■ What you should do
In your copy, repeat the records exactly and leave out the pictures.

■ Stored data
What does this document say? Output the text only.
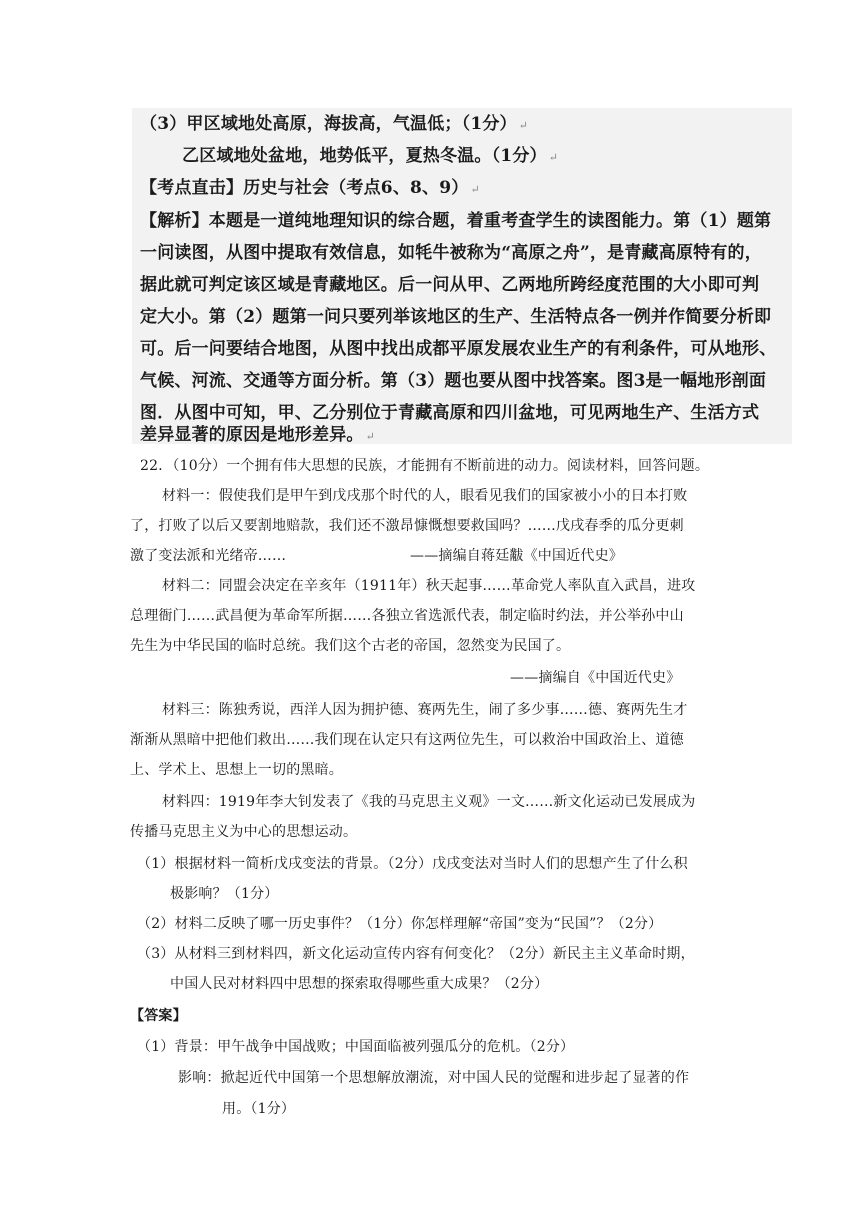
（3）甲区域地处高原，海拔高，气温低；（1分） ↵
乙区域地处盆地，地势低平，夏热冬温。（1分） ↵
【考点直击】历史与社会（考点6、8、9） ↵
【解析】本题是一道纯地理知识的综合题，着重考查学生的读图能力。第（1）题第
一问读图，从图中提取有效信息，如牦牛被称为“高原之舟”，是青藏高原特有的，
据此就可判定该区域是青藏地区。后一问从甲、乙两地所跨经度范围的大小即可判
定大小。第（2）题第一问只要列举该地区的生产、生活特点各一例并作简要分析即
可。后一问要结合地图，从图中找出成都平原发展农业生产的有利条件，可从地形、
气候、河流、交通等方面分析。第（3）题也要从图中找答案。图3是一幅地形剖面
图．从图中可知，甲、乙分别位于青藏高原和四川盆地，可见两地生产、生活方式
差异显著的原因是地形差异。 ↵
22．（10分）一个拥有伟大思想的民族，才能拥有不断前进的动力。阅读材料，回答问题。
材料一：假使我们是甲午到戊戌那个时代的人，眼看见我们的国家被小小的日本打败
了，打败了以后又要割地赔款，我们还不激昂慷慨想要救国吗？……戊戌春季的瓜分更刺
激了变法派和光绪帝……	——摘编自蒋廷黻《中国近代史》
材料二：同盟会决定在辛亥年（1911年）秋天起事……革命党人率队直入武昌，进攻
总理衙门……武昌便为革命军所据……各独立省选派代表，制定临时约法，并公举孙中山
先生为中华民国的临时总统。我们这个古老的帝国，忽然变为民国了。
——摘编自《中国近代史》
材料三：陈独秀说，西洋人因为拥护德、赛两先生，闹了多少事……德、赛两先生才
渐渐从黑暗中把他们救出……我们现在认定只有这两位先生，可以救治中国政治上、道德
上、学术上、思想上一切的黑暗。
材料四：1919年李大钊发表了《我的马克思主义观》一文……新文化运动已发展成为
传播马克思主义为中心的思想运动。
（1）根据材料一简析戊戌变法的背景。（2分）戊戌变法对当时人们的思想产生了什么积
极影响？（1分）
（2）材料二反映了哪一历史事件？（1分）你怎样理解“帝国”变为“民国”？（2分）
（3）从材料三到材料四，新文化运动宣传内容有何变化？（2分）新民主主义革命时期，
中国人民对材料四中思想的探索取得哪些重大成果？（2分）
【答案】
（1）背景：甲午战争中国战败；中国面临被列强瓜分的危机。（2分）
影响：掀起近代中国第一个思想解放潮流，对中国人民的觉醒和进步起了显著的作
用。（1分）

■ Task result
What does this document say? Output the text only.
（3）甲区域地处高原，海拔高，气温低；（1分） ↵
乙区域地处盆地，地势低平，夏热冬温。（1分） ↵
【考点直击】历史与社会（考点6、8、9） ↵
【解析】本题是一道纯地理知识的综合题，着重考查学生的读图能力。第（1）题第
一问读图，从图中提取有效信息，如牦牛被称为“高原之舟”，是青藏高原特有的，
据此就可判定该区域是青藏地区。后一问从甲、乙两地所跨经度范围的大小即可判
定大小。第（2）题第一问只要列举该地区的生产、生活特点各一例并作简要分析即
可。后一问要结合地图，从图中找出成都平原发展农业生产的有利条件，可从地形、
气候、河流、交通等方面分析。第（3）题也要从图中找答案。图3是一幅地形剖面
图．从图中可知，甲、乙分别位于青藏高原和四川盆地，可见两地生产、生活方式
差异显著的原因是地形差异。 ↵
22．（10分）一个拥有伟大思想的民族，才能拥有不断前进的动力。阅读材料，回答问题。
材料一：假使我们是甲午到戊戌那个时代的人，眼看见我们的国家被小小的日本打败
了，打败了以后又要割地赔款，我们还不激昂慷慨想要救国吗？……戊戌春季的瓜分更刺
激了变法派和光绪帝……	——摘编自蒋廷黻《中国近代史》
材料二：同盟会决定在辛亥年（1911年）秋天起事……革命党人率队直入武昌，进攻
总理衙门……武昌便为革命军所据……各独立省选派代表，制定临时约法，并公举孙中山
先生为中华民国的临时总统。我们这个古老的帝国，忽然变为民国了。
——摘编自《中国近代史》
材料三：陈独秀说，西洋人因为拥护德、赛两先生，闹了多少事……德、赛两先生才
渐渐从黑暗中把他们救出……我们现在认定只有这两位先生，可以救治中国政治上、道德
上、学术上、思想上一切的黑暗。
材料四：1919年李大钊发表了《我的马克思主义观》一文……新文化运动已发展成为
传播马克思主义为中心的思想运动。
（1）根据材料一简析戊戌变法的背景。（2分）戊戌变法对当时人们的思想产生了什么积
极影响？（1分）
（2）材料二反映了哪一历史事件？（1分）你怎样理解“帝国”变为“民国”？（2分）
（3）从材料三到材料四，新文化运动宣传内容有何变化？（2分）新民主主义革命时期，
中国人民对材料四中思想的探索取得哪些重大成果？（2分）
【答案】
（1）背景：甲午战争中国战败；中国面临被列强瓜分的危机。（2分）
影响：掀起近代中国第一个思想解放潮流，对中国人民的觉醒和进步起了显著的作
用。（1分）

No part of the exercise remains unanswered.